*SET EXERCISE:*
Tally the lines holding the string "preliminary" and reply with that number alone.

——————

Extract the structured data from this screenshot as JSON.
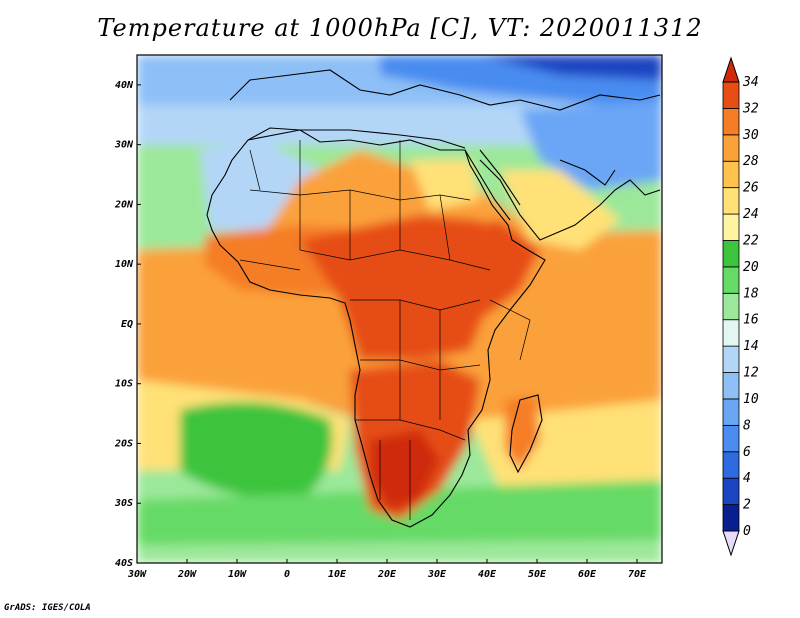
{
  "title": "Temperature at 1000hPa [C], VT: 2020011312",
  "credit": "GrADS: IGES/COLA",
  "map": {
    "projection": "lat-lon",
    "lon_range": [
      -30,
      75
    ],
    "lat_range": [
      -40,
      45
    ],
    "lon_ticks": [
      {
        "value": -30,
        "label": "30W"
      },
      {
        "value": -20,
        "label": "20W"
      },
      {
        "value": -10,
        "label": "10W"
      },
      {
        "value": 0,
        "label": "0"
      },
      {
        "value": 10,
        "label": "10E"
      },
      {
        "value": 20,
        "label": "20E"
      },
      {
        "value": 30,
        "label": "30E"
      },
      {
        "value": 40,
        "label": "40E"
      },
      {
        "value": 50,
        "label": "50E"
      },
      {
        "value": 60,
        "label": "60E"
      },
      {
        "value": 70,
        "label": "70E"
      }
    ],
    "lat_ticks": [
      {
        "value": 40,
        "label": "40N"
      },
      {
        "value": 30,
        "label": "30N"
      },
      {
        "value": 20,
        "label": "20N"
      },
      {
        "value": 10,
        "label": "10N"
      },
      {
        "value": 0,
        "label": "EQ"
      },
      {
        "value": -10,
        "label": "10S"
      },
      {
        "value": -20,
        "label": "20S"
      },
      {
        "value": -30,
        "label": "30S"
      },
      {
        "value": -40,
        "label": "40S"
      }
    ]
  },
  "colorbar": {
    "orientation": "vertical",
    "min": 0,
    "max": 34,
    "interval": 2,
    "labels": [
      "0",
      "2",
      "4",
      "6",
      "8",
      "10",
      "12",
      "14",
      "16",
      "18",
      "20",
      "22",
      "24",
      "26",
      "28",
      "30",
      "32",
      "34"
    ],
    "colors": [
      "#e6dcf7",
      "#0a1f8f",
      "#1a44c2",
      "#2e6ae0",
      "#4a8cf0",
      "#6ba6f5",
      "#8ec0f7",
      "#b3d6f7",
      "#e2f6f2",
      "#9ce89a",
      "#66da66",
      "#3dc43d",
      "#fff4a0",
      "#ffe177",
      "#ffc24d",
      "#fba13a",
      "#f57d25",
      "#e64e14",
      "#cf2a0a"
    ]
  },
  "field_regions": [
    {
      "name": "ocean-south-temperate",
      "temp_class": "16-20"
    },
    {
      "name": "ocean-tropical",
      "temp_class": "26-28"
    },
    {
      "name": "sahara-warm",
      "temp_class": "28-32"
    },
    {
      "name": "central-africa-hot",
      "temp_class": "30-34"
    },
    {
      "name": "southern-africa-hot",
      "temp_class": "30-34"
    },
    {
      "name": "europe-cold",
      "temp_class": "0-12"
    },
    {
      "name": "north-africa-mild",
      "temp_class": "14-20"
    }
  ]
}
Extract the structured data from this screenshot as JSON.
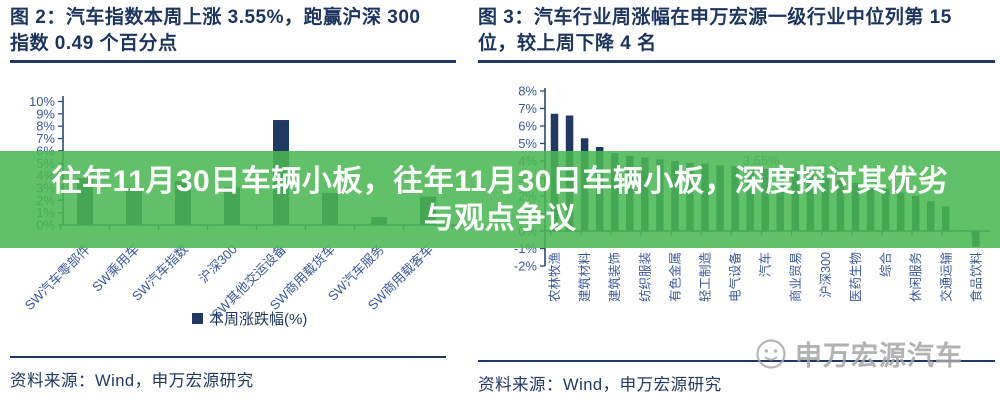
{
  "overlay": {
    "line1": "往年11月30日车辆小板，往年11月30日车辆小板，深度探讨其优劣",
    "line2": "与观点争议"
  },
  "watermark": {
    "text": "申万宏源汽车"
  },
  "colors": {
    "bar_navy": "#1F3864",
    "axis_line": "#27497F",
    "axis_text": "#3A57A0",
    "title_navy": "#1B355F",
    "overlay_green_rgba": "rgba(74,184,82,0.87)",
    "data_label_gray": "#787878",
    "watermark_gray": "#A5A5A5"
  },
  "chart_data": [
    {
      "id": "left",
      "type": "bar",
      "title_lines": [
        "图 2：汽车指数本周上涨 3.55%，跑赢沪深 300",
        "指数 0.49 个百分点"
      ],
      "categories": [
        "SW汽车零部件",
        "SW乘用车",
        "SW汽车指数",
        "沪深300",
        "SW其他交运设备",
        "SW商用载货车",
        "SW汽车服务",
        "SW商用载客车"
      ],
      "values": [
        3.8,
        3.0,
        3.55,
        3.06,
        8.5,
        2.6,
        0.65,
        2.3
      ],
      "legend": "本周涨跌幅(%)",
      "ylabel": "",
      "xlabel": "",
      "ylim": [
        0,
        10
      ],
      "ytick_step": 1,
      "ytick_format": "percent",
      "grid": false,
      "source": "资料来源：Wind，申万宏源研究"
    },
    {
      "id": "right",
      "type": "bar",
      "title_lines": [
        "图 3：汽车行业周涨幅在申万宏源一级行业中位列第 15",
        "位，较上周下降 4 名"
      ],
      "n_bars": 29,
      "values": [
        6.7,
        6.6,
        5.3,
        4.8,
        4.45,
        4.3,
        4.2,
        4.1,
        4.0,
        3.9,
        3.85,
        3.75,
        3.7,
        3.6,
        3.55,
        3.45,
        3.35,
        3.2,
        3.06,
        2.9,
        2.75,
        2.6,
        2.4,
        2.2,
        2.0,
        1.7,
        1.4,
        0.05,
        -0.9
      ],
      "xtick_labels": [
        "农林牧渔",
        "建筑材料",
        "建筑装饰",
        "纺织服装",
        "有色金属",
        "轻工制造",
        "电气设备",
        "汽车",
        "商业贸易",
        "沪深300",
        "医药生物",
        "综合",
        "休闲服务",
        "交通运输",
        "食品饮料"
      ],
      "xtick_bar_indices": [
        1,
        3,
        5,
        7,
        9,
        11,
        13,
        15,
        17,
        19,
        21,
        23,
        25,
        27,
        29
      ],
      "data_labels": [
        {
          "bar": 15,
          "text": "3.55%"
        },
        {
          "bar": 19,
          "text": "3.06%"
        }
      ],
      "ylabel": "",
      "xlabel": "",
      "ylim": [
        -2,
        8
      ],
      "ytick_step": 1,
      "ytick_format": "percent",
      "grid": false,
      "source": "资料来源：Wind，申万宏源研究"
    }
  ]
}
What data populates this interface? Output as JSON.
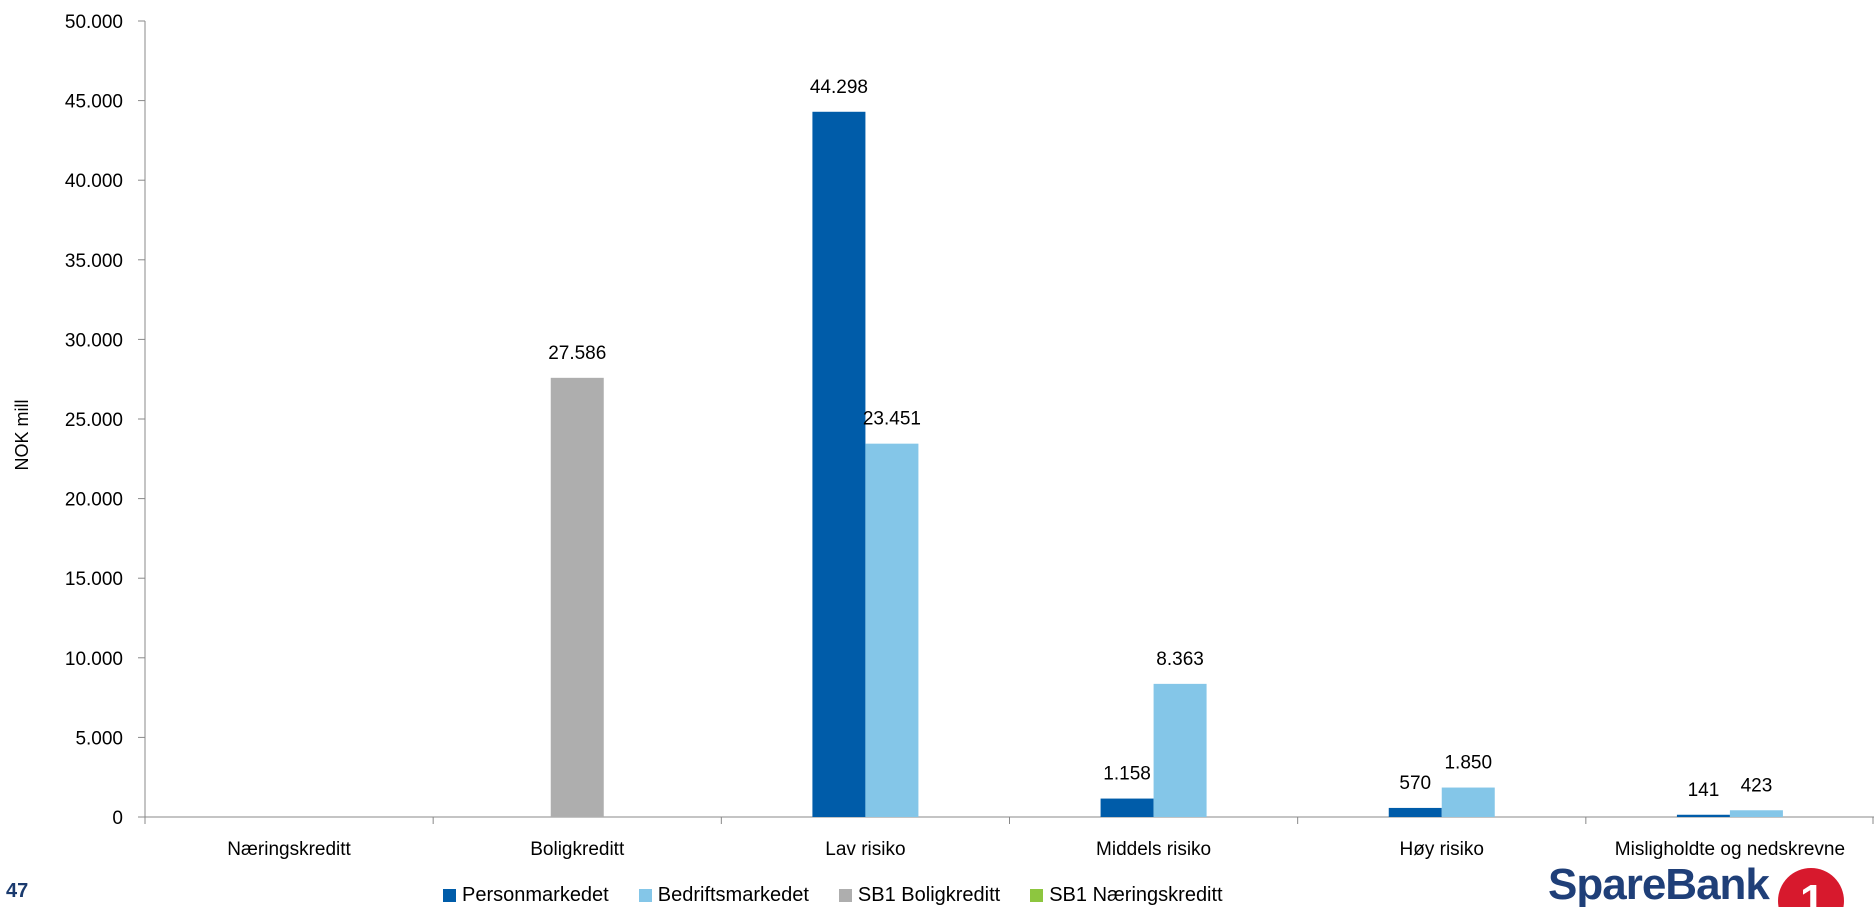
{
  "page_number": "47",
  "logo": {
    "text": "SpareBank",
    "mark": "1"
  },
  "colors": {
    "Personmarkedet": "#005ca9",
    "Bedriftsmarkedet": "#84c6e8",
    "SB1 Boligkreditt": "#aeaeae",
    "SB1 Næringskreditt": "#8dc63f"
  },
  "chart_data": {
    "type": "bar",
    "title": "",
    "xlabel": "",
    "ylabel": "NOK mill",
    "ylim": [
      0,
      50000
    ],
    "yticks": [
      0,
      5000,
      10000,
      15000,
      20000,
      25000,
      30000,
      35000,
      40000,
      45000,
      50000
    ],
    "ytick_labels": [
      "0",
      "5.000",
      "10.000",
      "15.000",
      "20.000",
      "25.000",
      "30.000",
      "35.000",
      "40.000",
      "45.000",
      "50.000"
    ],
    "categories": [
      "Næringskreditt",
      "Boligkreditt",
      "Lav risiko",
      "Middels risiko",
      "Høy risiko",
      "Misligholdte og nedskrevne"
    ],
    "legend_position": "bottom",
    "series": [
      {
        "name": "Personmarkedet",
        "values": [
          null,
          null,
          44298,
          1158,
          570,
          141
        ],
        "labels": [
          null,
          null,
          "44.298",
          "1.158",
          "570",
          "141"
        ]
      },
      {
        "name": "Bedriftsmarkedet",
        "values": [
          null,
          null,
          23451,
          8363,
          1850,
          423
        ],
        "labels": [
          null,
          null,
          "23.451",
          "8.363",
          "1.850",
          "423"
        ]
      },
      {
        "name": "SB1 Boligkreditt",
        "values": [
          null,
          27586,
          null,
          null,
          null,
          null
        ],
        "labels": [
          null,
          "27.586",
          null,
          null,
          null,
          null
        ]
      },
      {
        "name": "SB1 Næringskreditt",
        "values": [
          0,
          null,
          null,
          null,
          null,
          null
        ],
        "labels": [
          null,
          null,
          null,
          null,
          null,
          null
        ]
      }
    ]
  }
}
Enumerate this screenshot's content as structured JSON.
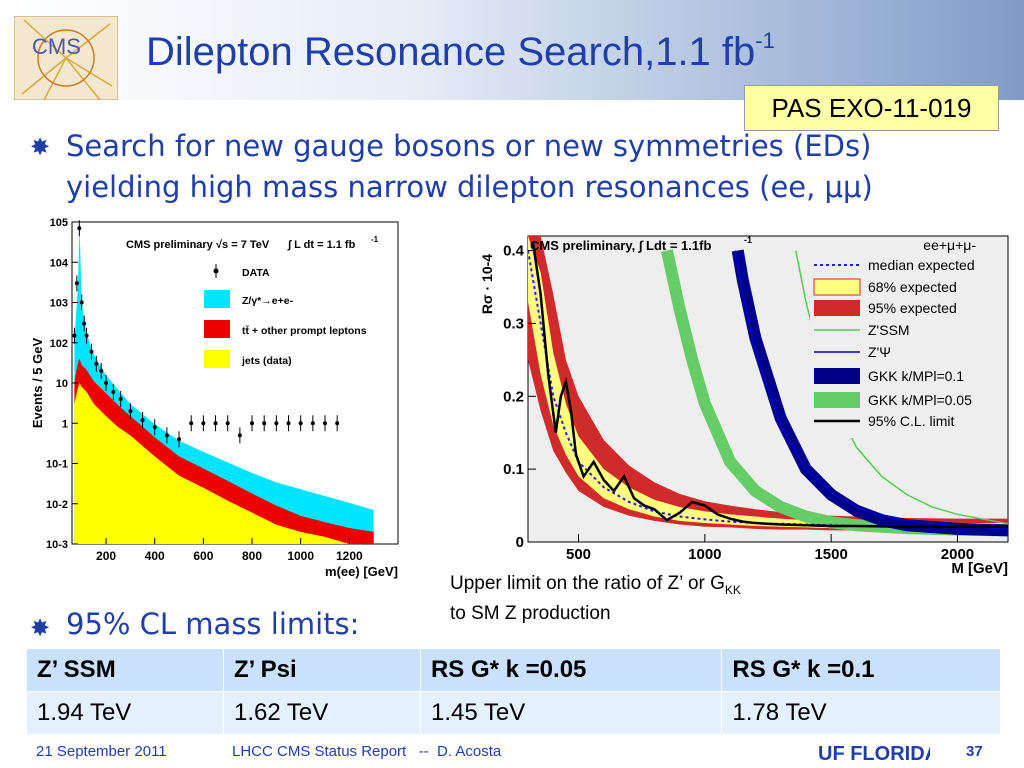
{
  "slide": {
    "title": "Dilepton Resonance Search,1.1 fb",
    "title_sup": "-1",
    "badge": "PAS EXO-11-019",
    "bullet1": "Search for new gauge bosons or new symmetries (EDs) yielding high mass narrow dilepton resonances (ee, μμ)",
    "bullet2": "95% CL mass limits:",
    "caption": "Upper limit on the ratio of Z’ or G",
    "caption_sub": "KK",
    "caption2": "to SM Z production",
    "logo_text": "CMS"
  },
  "table": {
    "headers": [
      "Z’ SSM",
      "Z’ Psi",
      "RS G* k =0.05",
      "RS G* k =0.1"
    ],
    "values": [
      "1.94 TeV",
      "1.62 TeV",
      "1.45 TeV",
      "1.78 TeV"
    ]
  },
  "footer": {
    "date": "21 September 2011",
    "report": "LHCC CMS Status Report   --  D. Acosta",
    "page": "37",
    "uf_logo": "UF FLORIDA"
  },
  "colors": {
    "title_blue": "#1f3ea8",
    "badge_bg": "#ffffa6",
    "table_head": "#c9e1fb",
    "table_row": "#e4f0fc"
  },
  "chart_data": [
    {
      "type": "histogram",
      "title": "CMS preliminary",
      "energy": "√s = 7 TeV",
      "lumi": "∫ L dt = 1.1 fb",
      "lumi_sup": "-1",
      "xlabel": "m(ee) [GeV]",
      "ylabel": "Events / 5 GeV",
      "xlim": [
        60,
        1400
      ],
      "ylim": [
        0.001,
        100000
      ],
      "yscale": "log",
      "xticks": [
        "200",
        "400",
        "600",
        "800",
        "1000",
        "1200"
      ],
      "yticks": [
        "10-3",
        "10-2",
        "10-1",
        "1",
        "10",
        "102",
        "103",
        "104",
        "105"
      ],
      "legend": [
        "DATA",
        "Z/γ*→e+e-",
        "tt̄ + other prompt leptons",
        "jets (data)"
      ],
      "series_colors": {
        "Z": "#00e5ff",
        "ttbar": "#ee0000",
        "jets": "#ffff00"
      },
      "mass_points": [
        70,
        85,
        91,
        100,
        120,
        150,
        200,
        250,
        300,
        400,
        500,
        600,
        700,
        800,
        900,
        1000,
        1100,
        1200,
        1300
      ],
      "z_stack": [
        100,
        3000,
        90000,
        800,
        150,
        40,
        10,
        4,
        1.5,
        0.5,
        0.22,
        0.12,
        0.07,
        0.04,
        0.025,
        0.018,
        0.012,
        0.008,
        0.005
      ],
      "ttbar_stack": [
        8,
        25,
        30,
        20,
        15,
        8,
        4,
        2,
        1,
        0.3,
        0.1,
        0.05,
        0.025,
        0.012,
        0.006,
        0.003,
        0.002,
        0.0015,
        0.001
      ],
      "jets_stack": [
        3,
        8,
        10,
        8,
        6,
        3,
        1.5,
        0.8,
        0.5,
        0.15,
        0.05,
        0.025,
        0.012,
        0.006,
        0.003,
        0.002,
        0.0015,
        0.001,
        0.001
      ],
      "data_x": [
        70,
        80,
        90,
        100,
        110,
        120,
        140,
        160,
        180,
        200,
        230,
        260,
        300,
        350,
        400,
        450,
        500,
        550,
        600,
        650,
        700,
        750,
        800,
        850,
        900,
        950,
        1000,
        1050,
        1100,
        1150
      ],
      "data_y": [
        150,
        3000,
        70000,
        1000,
        300,
        150,
        60,
        30,
        20,
        10,
        6,
        4,
        2,
        1.2,
        0.8,
        0.5,
        0.4,
        1,
        1,
        1,
        1,
        0.5,
        1,
        1,
        1,
        1,
        1,
        1,
        1,
        1
      ]
    },
    {
      "type": "line",
      "title": "CMS preliminary, ∫ Ldt = 1.1fb",
      "title_sup": "-1",
      "channel": "ee+μ+μ-",
      "xlabel": "M [GeV]",
      "ylabel": "Rσ · 10-4",
      "xlim": [
        300,
        2200
      ],
      "ylim": [
        0,
        0.42
      ],
      "xticks": [
        "500",
        "1000",
        "1500",
        "2000"
      ],
      "yticks": [
        "0",
        "0.1",
        "0.2",
        "0.3",
        "0.4"
      ],
      "legend": [
        "median expected",
        "68% expected",
        "95% expected",
        "Z'SSM",
        "Z'Ψ",
        "GKK k/MPl=0.1",
        "GKK k/MPl=0.05",
        "95% C.L. limit"
      ],
      "x": [
        300,
        350,
        400,
        450,
        500,
        600,
        700,
        800,
        900,
        1000,
        1100,
        1200,
        1300,
        1400,
        1500,
        1600,
        1700,
        1800,
        2000,
        2200
      ],
      "median_expected": [
        0.4,
        0.3,
        0.2,
        0.15,
        0.11,
        0.075,
        0.055,
        0.042,
        0.035,
        0.031,
        0.028,
        0.026,
        0.025,
        0.024,
        0.023,
        0.022,
        0.022,
        0.021,
        0.021,
        0.021
      ],
      "band68_lo": [
        0.33,
        0.23,
        0.16,
        0.12,
        0.09,
        0.06,
        0.045,
        0.035,
        0.029,
        0.026,
        0.024,
        0.022,
        0.021,
        0.02,
        0.019,
        0.019,
        0.018,
        0.018,
        0.018,
        0.018
      ],
      "band68_hi": [
        0.46,
        0.37,
        0.26,
        0.19,
        0.145,
        0.1,
        0.075,
        0.058,
        0.048,
        0.042,
        0.038,
        0.035,
        0.032,
        0.03,
        0.029,
        0.028,
        0.027,
        0.026,
        0.026,
        0.026
      ],
      "band95_lo": [
        0.25,
        0.18,
        0.125,
        0.095,
        0.07,
        0.048,
        0.036,
        0.029,
        0.024,
        0.021,
        0.02,
        0.018,
        0.017,
        0.017,
        0.016,
        0.016,
        0.015,
        0.015,
        0.015,
        0.015
      ],
      "band95_hi": [
        0.55,
        0.46,
        0.34,
        0.25,
        0.2,
        0.14,
        0.105,
        0.082,
        0.066,
        0.056,
        0.05,
        0.045,
        0.041,
        0.038,
        0.036,
        0.035,
        0.034,
        0.033,
        0.032,
        0.032
      ],
      "observed_x": [
        320,
        350,
        380,
        410,
        430,
        450,
        470,
        490,
        520,
        560,
        600,
        640,
        680,
        720,
        760,
        800,
        850,
        900,
        950,
        1000,
        1050,
        1100,
        1150,
        1200,
        1300,
        1400,
        1500,
        1600,
        1800,
        2000,
        2200
      ],
      "observed": [
        0.41,
        0.34,
        0.23,
        0.15,
        0.2,
        0.22,
        0.18,
        0.12,
        0.09,
        0.11,
        0.085,
        0.07,
        0.09,
        0.06,
        0.05,
        0.045,
        0.03,
        0.04,
        0.055,
        0.05,
        0.038,
        0.032,
        0.028,
        0.026,
        0.024,
        0.023,
        0.022,
        0.022,
        0.021,
        0.021,
        0.021
      ],
      "zssm_x": [
        1360,
        1400,
        1450,
        1500,
        1600,
        1700,
        1800,
        1900,
        2000,
        2200
      ],
      "zssm": [
        0.4,
        0.33,
        0.26,
        0.2,
        0.13,
        0.09,
        0.065,
        0.048,
        0.038,
        0.025
      ],
      "zpsi_x": [
        1120,
        1150,
        1200,
        1300,
        1400,
        1500,
        1600,
        1700,
        1800,
        2000,
        2200
      ],
      "zpsi": [
        0.4,
        0.34,
        0.26,
        0.16,
        0.1,
        0.068,
        0.048,
        0.036,
        0.029,
        0.022,
        0.018
      ],
      "gkk01_x": [
        1130,
        1150,
        1200,
        1300,
        1400,
        1500,
        1600,
        1700,
        1800,
        2000,
        2200
      ],
      "gkk01": [
        0.4,
        0.36,
        0.28,
        0.17,
        0.1,
        0.065,
        0.043,
        0.03,
        0.023,
        0.018,
        0.016
      ],
      "gkk005_x": [
        850,
        900,
        950,
        1000,
        1100,
        1200,
        1300,
        1400,
        1500,
        1600,
        1800,
        2000,
        2200
      ],
      "gkk005": [
        0.4,
        0.32,
        0.25,
        0.19,
        0.11,
        0.07,
        0.048,
        0.035,
        0.027,
        0.023,
        0.019,
        0.017,
        0.016
      ]
    }
  ]
}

——————

*RESULT:*
2